Pull out all lines from the listing below in which the word "name" appears.
[EXERCISE MATERIALS start]
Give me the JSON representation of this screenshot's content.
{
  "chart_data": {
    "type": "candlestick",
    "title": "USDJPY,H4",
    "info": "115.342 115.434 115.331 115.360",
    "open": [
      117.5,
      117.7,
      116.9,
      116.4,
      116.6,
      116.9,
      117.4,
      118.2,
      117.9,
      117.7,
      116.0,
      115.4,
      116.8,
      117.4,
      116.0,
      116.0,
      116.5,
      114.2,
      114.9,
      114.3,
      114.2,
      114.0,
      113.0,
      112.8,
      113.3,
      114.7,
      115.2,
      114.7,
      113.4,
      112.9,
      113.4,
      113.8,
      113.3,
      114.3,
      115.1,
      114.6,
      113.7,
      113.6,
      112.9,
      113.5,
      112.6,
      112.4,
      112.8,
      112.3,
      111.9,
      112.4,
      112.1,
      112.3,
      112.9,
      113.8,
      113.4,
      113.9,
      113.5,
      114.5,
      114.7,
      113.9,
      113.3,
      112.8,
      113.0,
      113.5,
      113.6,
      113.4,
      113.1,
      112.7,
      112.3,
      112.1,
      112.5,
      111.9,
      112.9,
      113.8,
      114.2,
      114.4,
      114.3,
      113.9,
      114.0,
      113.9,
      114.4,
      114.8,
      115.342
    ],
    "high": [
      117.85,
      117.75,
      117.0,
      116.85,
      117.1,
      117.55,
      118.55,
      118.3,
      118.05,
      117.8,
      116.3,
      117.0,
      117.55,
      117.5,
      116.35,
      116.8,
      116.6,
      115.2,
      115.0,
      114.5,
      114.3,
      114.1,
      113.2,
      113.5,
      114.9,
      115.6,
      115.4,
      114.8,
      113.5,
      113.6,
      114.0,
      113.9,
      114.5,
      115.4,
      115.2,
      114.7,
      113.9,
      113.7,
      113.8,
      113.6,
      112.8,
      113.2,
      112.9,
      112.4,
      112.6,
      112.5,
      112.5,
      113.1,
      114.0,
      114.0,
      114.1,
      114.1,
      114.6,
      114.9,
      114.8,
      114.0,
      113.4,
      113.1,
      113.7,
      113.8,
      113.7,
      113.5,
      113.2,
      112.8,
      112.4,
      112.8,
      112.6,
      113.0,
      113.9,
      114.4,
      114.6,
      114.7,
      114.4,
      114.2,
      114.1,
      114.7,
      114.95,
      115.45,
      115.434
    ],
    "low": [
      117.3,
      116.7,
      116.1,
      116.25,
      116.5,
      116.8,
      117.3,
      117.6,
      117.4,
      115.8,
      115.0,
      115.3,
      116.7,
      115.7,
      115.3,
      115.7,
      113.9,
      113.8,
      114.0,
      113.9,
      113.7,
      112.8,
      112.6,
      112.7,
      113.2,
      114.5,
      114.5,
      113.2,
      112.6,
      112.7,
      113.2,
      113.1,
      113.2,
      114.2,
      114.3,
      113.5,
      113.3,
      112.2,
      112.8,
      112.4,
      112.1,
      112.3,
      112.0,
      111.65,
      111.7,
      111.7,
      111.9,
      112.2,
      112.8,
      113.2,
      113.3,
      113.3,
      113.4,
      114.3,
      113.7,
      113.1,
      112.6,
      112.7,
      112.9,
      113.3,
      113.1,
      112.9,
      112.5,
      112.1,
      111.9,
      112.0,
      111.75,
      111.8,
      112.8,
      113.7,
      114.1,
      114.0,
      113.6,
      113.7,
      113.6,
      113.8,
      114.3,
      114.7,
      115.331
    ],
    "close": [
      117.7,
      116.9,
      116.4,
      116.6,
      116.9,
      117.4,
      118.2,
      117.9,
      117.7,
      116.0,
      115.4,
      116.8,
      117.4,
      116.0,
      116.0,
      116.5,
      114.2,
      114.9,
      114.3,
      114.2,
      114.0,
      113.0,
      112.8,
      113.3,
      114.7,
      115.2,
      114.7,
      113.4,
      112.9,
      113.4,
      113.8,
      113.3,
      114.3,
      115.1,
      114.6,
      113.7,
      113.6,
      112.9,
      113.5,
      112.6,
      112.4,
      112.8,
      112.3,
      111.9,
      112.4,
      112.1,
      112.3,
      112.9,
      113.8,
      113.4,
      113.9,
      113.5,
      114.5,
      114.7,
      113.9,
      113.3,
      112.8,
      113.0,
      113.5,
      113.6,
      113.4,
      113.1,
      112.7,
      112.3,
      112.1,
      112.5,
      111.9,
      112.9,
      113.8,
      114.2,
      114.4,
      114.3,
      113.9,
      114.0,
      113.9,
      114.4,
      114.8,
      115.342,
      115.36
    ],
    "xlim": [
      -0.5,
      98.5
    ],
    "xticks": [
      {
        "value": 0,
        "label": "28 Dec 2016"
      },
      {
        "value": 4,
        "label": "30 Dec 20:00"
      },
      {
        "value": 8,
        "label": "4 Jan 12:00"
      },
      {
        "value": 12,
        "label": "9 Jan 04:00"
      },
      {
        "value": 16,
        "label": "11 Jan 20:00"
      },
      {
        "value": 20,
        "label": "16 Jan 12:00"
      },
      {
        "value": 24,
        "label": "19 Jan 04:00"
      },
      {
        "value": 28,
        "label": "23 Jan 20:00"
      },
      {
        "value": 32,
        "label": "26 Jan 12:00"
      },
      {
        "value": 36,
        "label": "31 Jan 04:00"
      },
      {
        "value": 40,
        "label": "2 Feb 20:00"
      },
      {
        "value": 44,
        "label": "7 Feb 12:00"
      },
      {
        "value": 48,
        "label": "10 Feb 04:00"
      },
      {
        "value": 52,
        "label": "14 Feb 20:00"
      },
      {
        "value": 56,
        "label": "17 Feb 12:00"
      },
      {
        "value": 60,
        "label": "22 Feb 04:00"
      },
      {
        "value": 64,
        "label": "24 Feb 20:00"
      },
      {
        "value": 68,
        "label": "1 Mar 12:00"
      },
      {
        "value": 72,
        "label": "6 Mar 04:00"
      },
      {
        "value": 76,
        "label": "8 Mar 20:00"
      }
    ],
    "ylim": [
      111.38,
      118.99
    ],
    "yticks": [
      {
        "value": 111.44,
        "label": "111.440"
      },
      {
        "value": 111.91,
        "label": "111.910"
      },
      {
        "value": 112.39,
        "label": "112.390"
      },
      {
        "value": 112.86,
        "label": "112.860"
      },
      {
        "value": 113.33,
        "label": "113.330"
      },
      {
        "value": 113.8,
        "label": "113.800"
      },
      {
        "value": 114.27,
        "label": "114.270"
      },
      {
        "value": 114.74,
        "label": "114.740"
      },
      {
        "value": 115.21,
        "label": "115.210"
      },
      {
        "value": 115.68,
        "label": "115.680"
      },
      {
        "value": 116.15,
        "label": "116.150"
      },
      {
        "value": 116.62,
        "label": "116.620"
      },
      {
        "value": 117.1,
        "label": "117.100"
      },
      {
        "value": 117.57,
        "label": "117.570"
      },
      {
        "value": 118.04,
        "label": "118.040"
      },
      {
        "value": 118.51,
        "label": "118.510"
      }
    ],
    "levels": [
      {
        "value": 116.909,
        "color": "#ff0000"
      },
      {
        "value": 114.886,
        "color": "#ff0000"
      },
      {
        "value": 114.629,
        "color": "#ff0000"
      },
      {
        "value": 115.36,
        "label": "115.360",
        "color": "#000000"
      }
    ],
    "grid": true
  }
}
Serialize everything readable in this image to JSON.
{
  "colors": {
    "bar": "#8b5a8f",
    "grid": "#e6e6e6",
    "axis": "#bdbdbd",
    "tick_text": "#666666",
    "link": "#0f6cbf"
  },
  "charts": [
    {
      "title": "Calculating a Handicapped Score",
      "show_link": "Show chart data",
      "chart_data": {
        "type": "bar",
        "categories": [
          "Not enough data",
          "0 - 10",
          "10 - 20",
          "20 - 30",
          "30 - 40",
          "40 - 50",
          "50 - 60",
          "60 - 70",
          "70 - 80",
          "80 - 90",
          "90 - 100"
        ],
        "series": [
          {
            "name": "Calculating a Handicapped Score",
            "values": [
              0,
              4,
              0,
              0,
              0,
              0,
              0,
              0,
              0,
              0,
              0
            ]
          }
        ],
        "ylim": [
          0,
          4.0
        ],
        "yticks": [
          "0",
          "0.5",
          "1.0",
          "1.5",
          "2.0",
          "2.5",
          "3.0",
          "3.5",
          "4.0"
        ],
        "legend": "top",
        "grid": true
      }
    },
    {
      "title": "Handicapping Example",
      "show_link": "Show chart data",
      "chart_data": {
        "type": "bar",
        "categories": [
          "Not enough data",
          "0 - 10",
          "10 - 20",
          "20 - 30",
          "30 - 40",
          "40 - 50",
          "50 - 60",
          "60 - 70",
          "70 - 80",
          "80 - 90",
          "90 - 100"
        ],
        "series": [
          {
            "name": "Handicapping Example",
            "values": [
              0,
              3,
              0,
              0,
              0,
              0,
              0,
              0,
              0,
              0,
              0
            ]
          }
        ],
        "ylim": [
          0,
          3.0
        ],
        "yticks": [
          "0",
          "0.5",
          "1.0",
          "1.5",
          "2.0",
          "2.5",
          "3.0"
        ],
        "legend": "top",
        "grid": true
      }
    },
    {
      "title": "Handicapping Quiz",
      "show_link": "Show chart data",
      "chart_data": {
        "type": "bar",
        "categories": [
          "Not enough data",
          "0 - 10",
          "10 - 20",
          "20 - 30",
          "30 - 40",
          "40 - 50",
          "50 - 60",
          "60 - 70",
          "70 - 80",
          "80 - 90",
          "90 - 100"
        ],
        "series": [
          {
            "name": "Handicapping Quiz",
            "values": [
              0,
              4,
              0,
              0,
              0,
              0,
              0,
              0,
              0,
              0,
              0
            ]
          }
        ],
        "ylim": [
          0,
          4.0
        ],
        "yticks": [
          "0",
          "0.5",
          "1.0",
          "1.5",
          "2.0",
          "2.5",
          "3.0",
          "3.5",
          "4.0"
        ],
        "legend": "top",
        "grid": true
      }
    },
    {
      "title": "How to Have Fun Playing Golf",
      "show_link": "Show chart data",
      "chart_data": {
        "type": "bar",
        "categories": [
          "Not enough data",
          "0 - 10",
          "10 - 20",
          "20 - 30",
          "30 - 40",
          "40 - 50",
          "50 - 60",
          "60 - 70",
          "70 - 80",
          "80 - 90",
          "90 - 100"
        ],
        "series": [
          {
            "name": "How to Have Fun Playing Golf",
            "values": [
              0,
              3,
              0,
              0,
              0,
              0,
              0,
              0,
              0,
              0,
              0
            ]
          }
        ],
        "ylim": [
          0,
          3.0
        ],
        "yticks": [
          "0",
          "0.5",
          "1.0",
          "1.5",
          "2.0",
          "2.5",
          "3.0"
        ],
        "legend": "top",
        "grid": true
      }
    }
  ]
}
[EXERCISE MATERIALS end]
• CORRECT OUTPUT
            "name": "Calculating a Handicapped Score",
            "name": "Handicapping Example",
            "name": "Handicapping Quiz",
            "name": "How to Have Fun Playing Golf",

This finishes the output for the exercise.